**Required task**
Count how many lines have the word "Sheath" in them. Reply with that number by itself.

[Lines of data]
## start

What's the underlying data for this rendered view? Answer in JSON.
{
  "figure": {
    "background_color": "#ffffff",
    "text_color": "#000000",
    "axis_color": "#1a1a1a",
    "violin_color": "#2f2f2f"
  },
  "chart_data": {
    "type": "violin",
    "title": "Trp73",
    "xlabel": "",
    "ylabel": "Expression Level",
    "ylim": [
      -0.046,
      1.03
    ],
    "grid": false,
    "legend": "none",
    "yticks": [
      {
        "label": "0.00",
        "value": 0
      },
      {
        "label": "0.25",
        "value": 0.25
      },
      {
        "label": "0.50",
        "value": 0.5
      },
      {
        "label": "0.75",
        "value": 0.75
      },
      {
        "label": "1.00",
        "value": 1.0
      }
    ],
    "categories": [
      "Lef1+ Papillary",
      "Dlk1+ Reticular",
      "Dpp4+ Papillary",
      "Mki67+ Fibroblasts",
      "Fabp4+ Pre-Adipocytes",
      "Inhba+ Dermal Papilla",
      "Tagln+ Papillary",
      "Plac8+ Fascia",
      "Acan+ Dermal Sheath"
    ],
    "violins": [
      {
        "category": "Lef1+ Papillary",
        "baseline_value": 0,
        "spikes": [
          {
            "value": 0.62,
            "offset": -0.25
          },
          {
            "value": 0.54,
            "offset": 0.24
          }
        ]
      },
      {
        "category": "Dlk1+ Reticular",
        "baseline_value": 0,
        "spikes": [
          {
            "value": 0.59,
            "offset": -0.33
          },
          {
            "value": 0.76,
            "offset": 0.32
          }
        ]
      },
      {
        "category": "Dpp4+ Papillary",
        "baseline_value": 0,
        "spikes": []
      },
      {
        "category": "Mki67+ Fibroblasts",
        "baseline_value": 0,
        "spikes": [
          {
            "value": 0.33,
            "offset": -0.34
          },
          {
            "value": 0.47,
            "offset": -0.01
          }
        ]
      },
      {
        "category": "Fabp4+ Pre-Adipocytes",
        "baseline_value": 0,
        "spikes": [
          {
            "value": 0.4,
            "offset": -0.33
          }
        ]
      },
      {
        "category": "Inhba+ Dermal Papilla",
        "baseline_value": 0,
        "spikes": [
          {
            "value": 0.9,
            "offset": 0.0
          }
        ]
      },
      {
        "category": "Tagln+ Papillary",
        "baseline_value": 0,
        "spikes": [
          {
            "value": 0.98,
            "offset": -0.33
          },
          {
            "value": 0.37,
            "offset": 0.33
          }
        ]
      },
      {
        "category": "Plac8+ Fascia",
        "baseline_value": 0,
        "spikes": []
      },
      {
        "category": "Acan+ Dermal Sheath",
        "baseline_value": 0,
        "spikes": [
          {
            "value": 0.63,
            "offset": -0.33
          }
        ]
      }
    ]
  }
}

## end

**The reply**
2